## Given instruction
Keep only those lines of the records that include the string "Assists".

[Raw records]
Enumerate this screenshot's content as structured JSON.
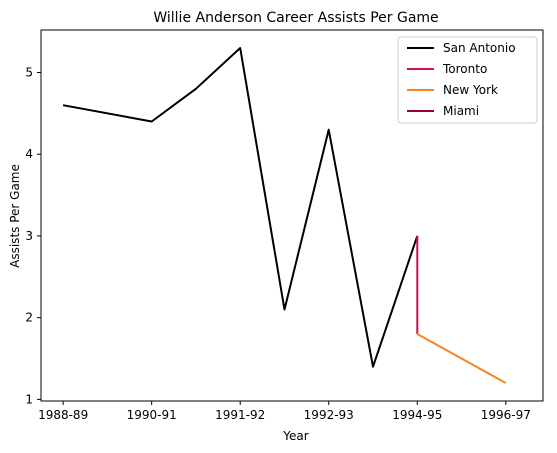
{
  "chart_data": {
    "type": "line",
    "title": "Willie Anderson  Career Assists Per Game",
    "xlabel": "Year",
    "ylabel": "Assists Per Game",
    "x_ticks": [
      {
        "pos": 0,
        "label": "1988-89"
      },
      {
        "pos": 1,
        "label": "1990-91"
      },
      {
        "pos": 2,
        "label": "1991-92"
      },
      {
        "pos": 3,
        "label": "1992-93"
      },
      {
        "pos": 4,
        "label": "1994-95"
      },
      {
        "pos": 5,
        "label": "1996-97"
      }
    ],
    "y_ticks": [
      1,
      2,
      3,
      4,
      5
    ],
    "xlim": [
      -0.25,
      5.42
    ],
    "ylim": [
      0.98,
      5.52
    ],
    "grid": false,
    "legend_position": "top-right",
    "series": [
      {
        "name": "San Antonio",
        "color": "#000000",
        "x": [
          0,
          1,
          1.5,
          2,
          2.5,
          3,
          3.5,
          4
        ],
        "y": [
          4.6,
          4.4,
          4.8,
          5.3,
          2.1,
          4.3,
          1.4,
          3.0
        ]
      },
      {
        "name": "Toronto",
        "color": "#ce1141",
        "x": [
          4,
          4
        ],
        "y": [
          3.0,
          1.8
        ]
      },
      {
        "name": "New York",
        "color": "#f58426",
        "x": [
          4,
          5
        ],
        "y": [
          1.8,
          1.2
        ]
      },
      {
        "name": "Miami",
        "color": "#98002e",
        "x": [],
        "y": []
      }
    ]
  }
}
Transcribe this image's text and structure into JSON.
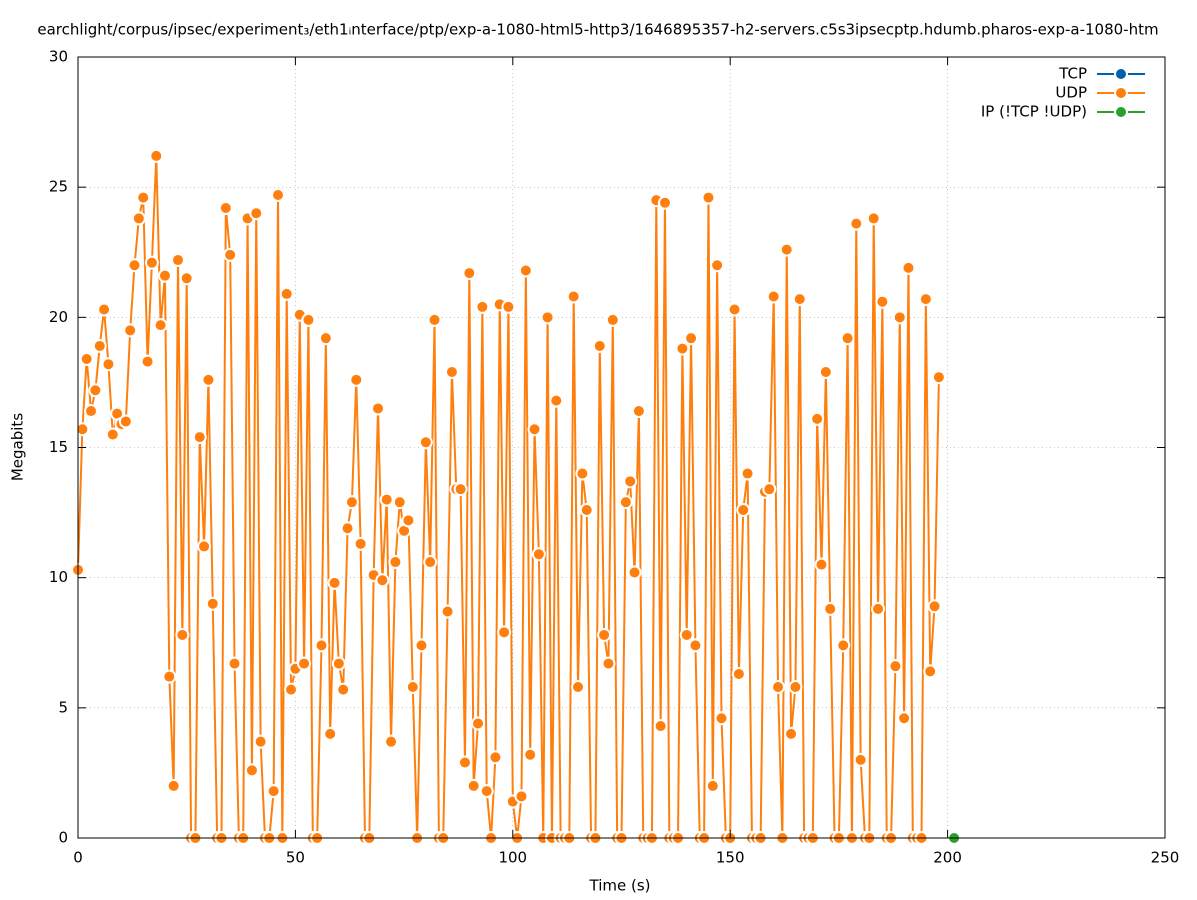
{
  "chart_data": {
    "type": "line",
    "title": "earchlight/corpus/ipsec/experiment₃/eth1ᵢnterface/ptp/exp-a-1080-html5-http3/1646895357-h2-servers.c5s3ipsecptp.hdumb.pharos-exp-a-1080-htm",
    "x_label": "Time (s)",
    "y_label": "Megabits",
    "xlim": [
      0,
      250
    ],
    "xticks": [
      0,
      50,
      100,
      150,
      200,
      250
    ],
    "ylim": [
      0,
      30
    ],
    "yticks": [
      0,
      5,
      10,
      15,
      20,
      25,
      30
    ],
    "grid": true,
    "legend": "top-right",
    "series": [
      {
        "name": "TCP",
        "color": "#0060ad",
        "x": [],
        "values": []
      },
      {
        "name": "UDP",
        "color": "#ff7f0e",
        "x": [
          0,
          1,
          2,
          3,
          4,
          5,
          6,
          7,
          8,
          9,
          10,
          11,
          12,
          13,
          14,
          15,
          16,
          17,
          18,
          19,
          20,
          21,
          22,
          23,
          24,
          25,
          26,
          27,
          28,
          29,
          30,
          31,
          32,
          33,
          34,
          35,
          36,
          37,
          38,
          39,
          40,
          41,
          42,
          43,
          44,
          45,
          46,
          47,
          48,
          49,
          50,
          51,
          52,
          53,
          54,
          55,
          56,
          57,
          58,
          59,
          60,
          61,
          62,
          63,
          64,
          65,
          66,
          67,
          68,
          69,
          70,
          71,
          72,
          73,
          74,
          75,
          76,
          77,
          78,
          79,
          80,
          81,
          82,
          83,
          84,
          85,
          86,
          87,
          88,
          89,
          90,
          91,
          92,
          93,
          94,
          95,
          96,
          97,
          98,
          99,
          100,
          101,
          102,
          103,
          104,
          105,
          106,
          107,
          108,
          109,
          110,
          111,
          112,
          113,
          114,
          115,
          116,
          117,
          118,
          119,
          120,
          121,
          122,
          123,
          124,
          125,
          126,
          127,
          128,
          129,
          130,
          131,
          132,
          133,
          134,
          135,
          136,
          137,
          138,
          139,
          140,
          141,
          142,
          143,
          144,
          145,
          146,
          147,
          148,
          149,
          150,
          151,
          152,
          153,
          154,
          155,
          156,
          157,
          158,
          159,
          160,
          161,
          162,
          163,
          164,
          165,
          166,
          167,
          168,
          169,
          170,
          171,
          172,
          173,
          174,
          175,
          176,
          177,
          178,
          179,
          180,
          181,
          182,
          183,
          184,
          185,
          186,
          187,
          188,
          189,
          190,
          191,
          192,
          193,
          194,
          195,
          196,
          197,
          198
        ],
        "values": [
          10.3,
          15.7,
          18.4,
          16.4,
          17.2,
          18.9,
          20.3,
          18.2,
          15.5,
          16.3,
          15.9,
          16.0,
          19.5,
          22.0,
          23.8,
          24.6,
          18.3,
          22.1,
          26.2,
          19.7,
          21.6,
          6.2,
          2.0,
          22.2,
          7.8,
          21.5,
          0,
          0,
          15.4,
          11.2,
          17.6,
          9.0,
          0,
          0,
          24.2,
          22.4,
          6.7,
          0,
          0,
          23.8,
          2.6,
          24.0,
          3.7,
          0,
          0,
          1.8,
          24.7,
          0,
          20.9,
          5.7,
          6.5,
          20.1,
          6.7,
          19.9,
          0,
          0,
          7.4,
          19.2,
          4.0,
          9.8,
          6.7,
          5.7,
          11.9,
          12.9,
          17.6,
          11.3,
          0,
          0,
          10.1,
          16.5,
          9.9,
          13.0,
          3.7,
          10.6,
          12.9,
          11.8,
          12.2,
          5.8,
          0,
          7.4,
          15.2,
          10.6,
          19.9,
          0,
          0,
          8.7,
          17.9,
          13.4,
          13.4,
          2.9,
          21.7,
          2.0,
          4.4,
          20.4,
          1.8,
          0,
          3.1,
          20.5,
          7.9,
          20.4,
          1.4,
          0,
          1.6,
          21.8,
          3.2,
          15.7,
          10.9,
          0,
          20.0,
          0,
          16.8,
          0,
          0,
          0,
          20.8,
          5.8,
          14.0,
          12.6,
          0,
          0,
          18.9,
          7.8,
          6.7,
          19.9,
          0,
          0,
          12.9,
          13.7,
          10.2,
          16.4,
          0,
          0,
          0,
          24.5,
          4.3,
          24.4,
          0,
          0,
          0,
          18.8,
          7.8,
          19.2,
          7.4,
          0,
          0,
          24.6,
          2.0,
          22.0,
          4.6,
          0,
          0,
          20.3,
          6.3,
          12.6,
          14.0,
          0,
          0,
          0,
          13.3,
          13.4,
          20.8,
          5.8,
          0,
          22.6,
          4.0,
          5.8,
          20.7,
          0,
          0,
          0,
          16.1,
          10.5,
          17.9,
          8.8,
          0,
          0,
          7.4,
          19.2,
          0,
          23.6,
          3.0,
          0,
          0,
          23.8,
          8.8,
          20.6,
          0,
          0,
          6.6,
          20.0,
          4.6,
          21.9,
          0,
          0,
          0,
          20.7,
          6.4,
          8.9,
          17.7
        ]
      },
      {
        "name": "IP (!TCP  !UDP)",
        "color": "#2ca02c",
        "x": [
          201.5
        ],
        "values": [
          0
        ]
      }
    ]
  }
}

==

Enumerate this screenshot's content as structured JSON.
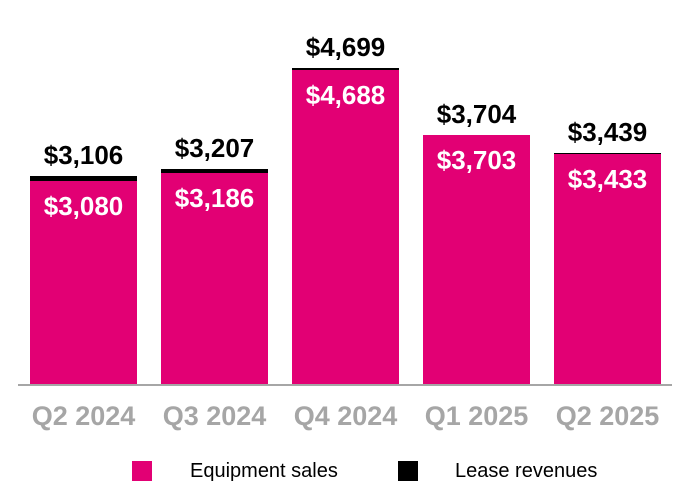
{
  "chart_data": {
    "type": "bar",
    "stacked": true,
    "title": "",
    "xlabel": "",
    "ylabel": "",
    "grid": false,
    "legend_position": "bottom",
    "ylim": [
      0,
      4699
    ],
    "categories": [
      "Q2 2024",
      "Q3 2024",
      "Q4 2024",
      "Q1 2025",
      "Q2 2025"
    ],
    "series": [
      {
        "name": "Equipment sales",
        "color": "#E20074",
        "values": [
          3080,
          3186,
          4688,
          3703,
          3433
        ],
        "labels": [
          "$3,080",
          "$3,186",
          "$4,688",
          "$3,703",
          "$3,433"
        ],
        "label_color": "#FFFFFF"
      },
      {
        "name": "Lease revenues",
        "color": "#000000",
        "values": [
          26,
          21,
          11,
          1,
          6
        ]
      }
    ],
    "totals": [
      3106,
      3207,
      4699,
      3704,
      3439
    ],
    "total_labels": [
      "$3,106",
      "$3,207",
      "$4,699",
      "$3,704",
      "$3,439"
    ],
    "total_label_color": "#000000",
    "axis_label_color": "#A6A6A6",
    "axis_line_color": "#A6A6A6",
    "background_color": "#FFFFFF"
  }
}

...

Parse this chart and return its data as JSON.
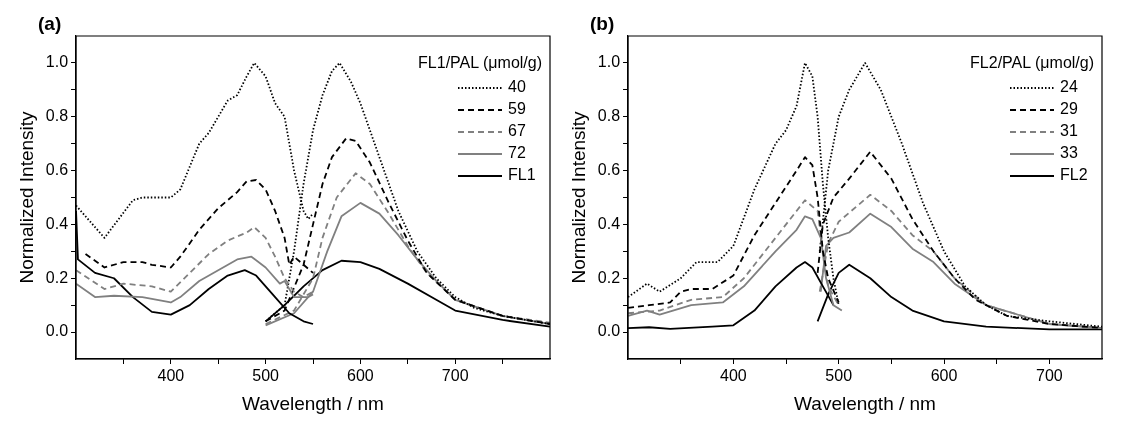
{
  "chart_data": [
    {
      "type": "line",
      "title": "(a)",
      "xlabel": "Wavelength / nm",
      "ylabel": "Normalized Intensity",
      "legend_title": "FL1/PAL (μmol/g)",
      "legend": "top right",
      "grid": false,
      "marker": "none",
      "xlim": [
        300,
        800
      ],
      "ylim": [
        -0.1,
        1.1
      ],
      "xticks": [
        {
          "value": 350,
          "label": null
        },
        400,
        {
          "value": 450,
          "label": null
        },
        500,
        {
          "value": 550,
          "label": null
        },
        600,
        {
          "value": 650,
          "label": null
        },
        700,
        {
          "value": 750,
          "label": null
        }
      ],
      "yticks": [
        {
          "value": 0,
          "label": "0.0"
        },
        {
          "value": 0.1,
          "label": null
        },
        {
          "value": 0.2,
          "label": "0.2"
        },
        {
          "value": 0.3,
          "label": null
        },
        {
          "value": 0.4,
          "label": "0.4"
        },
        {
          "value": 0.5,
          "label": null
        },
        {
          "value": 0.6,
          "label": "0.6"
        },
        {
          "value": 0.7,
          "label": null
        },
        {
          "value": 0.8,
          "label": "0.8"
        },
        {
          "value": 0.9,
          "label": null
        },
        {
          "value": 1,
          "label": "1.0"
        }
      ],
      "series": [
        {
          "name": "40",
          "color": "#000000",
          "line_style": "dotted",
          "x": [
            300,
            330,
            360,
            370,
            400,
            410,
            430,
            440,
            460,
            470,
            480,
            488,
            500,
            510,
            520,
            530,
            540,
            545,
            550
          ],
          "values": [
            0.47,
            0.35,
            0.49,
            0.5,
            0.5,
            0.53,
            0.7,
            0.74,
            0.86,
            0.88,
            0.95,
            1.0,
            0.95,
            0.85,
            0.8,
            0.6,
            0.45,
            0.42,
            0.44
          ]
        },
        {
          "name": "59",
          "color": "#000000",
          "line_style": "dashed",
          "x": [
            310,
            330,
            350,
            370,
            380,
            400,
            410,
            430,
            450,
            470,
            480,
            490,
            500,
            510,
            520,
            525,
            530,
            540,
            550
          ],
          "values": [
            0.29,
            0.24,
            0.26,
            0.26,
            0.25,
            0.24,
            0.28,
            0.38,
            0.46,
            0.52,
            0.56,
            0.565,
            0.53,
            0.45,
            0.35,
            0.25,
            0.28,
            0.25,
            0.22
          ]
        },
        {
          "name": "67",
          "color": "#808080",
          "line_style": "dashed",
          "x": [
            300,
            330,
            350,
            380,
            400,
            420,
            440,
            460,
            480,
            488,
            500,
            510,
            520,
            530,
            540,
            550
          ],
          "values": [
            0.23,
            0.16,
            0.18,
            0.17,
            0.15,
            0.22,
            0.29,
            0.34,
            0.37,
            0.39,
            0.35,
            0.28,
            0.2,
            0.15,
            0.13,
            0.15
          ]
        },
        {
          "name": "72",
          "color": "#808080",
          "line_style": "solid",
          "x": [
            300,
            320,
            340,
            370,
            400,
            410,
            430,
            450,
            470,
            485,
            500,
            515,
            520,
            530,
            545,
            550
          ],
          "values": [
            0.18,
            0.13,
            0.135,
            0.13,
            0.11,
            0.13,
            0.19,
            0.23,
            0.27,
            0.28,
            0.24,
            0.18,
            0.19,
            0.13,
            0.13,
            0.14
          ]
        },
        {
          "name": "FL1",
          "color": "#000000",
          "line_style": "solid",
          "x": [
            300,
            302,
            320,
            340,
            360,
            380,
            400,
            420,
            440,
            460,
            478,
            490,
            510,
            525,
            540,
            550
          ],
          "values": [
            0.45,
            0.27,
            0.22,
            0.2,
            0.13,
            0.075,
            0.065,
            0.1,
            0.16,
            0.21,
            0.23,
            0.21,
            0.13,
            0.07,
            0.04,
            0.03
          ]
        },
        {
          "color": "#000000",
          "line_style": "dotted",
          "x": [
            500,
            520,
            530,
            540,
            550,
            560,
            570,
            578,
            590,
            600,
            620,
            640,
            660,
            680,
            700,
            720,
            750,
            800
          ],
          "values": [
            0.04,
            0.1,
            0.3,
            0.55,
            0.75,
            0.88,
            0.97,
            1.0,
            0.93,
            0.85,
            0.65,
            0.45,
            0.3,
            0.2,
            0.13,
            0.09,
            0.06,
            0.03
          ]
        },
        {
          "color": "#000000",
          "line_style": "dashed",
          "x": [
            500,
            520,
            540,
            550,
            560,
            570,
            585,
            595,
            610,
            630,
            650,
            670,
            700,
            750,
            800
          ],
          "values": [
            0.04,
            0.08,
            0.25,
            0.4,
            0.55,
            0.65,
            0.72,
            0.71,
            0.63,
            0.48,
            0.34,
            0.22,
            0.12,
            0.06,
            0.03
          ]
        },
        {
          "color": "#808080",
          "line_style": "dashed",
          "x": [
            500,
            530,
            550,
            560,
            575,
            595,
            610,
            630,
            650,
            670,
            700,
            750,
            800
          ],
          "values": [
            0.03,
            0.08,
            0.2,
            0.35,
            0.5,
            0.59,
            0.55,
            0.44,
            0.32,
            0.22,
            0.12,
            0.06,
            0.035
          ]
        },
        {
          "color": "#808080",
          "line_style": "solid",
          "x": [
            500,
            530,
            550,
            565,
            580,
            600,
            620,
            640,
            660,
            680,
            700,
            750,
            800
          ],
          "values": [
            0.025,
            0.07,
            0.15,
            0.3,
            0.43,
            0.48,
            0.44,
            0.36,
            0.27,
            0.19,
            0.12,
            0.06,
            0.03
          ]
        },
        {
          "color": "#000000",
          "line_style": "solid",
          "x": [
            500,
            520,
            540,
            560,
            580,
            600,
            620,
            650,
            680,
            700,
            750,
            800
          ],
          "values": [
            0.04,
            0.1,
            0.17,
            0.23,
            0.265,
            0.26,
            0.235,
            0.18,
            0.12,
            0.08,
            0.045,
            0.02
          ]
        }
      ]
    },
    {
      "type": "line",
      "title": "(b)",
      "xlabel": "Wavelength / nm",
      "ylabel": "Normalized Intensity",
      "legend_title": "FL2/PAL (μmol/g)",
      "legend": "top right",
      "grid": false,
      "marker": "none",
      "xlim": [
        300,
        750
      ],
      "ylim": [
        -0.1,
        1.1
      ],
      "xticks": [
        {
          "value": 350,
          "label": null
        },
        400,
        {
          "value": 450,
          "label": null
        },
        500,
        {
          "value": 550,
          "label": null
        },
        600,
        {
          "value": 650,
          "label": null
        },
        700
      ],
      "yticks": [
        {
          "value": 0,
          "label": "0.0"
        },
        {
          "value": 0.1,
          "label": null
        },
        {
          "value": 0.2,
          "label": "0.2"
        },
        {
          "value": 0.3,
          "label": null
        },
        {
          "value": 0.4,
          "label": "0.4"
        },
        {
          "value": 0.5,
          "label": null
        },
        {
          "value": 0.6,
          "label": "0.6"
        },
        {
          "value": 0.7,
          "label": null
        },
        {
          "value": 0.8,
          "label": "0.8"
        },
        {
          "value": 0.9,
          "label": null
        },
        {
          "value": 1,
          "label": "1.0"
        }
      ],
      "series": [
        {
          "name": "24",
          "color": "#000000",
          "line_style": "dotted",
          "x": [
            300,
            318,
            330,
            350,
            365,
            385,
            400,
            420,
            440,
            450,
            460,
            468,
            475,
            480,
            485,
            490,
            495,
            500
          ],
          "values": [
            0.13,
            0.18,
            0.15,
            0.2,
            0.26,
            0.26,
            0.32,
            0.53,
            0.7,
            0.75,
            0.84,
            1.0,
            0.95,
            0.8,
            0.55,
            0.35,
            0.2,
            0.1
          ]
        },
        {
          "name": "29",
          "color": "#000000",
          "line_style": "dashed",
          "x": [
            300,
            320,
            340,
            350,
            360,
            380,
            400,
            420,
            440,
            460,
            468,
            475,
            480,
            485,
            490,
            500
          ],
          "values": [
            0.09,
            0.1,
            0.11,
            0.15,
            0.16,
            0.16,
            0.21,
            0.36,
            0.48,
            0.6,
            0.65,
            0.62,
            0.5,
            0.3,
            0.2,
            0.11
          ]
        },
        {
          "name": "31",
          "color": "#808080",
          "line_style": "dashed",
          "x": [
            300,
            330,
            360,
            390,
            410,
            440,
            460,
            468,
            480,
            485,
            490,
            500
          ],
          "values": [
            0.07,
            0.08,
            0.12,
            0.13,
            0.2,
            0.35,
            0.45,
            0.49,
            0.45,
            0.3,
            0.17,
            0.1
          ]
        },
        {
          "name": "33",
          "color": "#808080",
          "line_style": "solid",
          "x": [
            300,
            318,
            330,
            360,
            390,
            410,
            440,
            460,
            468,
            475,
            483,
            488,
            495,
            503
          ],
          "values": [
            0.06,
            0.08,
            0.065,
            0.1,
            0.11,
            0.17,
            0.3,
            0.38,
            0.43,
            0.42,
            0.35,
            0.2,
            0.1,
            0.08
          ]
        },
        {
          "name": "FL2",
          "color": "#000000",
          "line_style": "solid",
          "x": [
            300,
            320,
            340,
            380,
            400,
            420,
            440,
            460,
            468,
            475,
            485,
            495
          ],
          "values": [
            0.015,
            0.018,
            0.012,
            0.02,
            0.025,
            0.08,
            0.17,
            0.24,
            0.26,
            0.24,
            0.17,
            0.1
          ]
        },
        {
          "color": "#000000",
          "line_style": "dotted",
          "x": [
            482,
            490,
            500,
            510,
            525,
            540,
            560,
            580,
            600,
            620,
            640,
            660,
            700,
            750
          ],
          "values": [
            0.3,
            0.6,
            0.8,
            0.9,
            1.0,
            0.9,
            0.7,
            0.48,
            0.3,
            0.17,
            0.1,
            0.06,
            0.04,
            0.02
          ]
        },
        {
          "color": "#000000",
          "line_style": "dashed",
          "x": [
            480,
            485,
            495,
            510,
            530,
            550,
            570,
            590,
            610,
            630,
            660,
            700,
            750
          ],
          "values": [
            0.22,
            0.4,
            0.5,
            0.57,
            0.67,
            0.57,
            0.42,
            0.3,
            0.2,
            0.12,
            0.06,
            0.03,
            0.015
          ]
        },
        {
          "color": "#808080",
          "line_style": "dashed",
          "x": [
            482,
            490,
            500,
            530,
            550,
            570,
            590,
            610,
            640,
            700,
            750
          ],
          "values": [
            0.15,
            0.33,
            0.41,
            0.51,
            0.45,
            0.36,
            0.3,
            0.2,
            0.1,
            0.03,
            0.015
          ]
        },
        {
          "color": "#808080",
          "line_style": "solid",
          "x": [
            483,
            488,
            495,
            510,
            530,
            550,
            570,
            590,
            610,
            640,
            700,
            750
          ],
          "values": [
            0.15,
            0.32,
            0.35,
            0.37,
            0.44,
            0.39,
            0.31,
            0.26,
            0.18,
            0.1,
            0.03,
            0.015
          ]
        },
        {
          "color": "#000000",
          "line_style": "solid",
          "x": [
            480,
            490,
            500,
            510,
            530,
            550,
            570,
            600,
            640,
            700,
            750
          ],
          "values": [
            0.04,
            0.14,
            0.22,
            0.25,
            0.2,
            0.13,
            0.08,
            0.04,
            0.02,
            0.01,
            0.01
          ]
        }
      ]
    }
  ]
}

## Result for this task
    "title": "Willie Anderson  Career Assists Per Game",
    "ylabel": "Assists Per Game",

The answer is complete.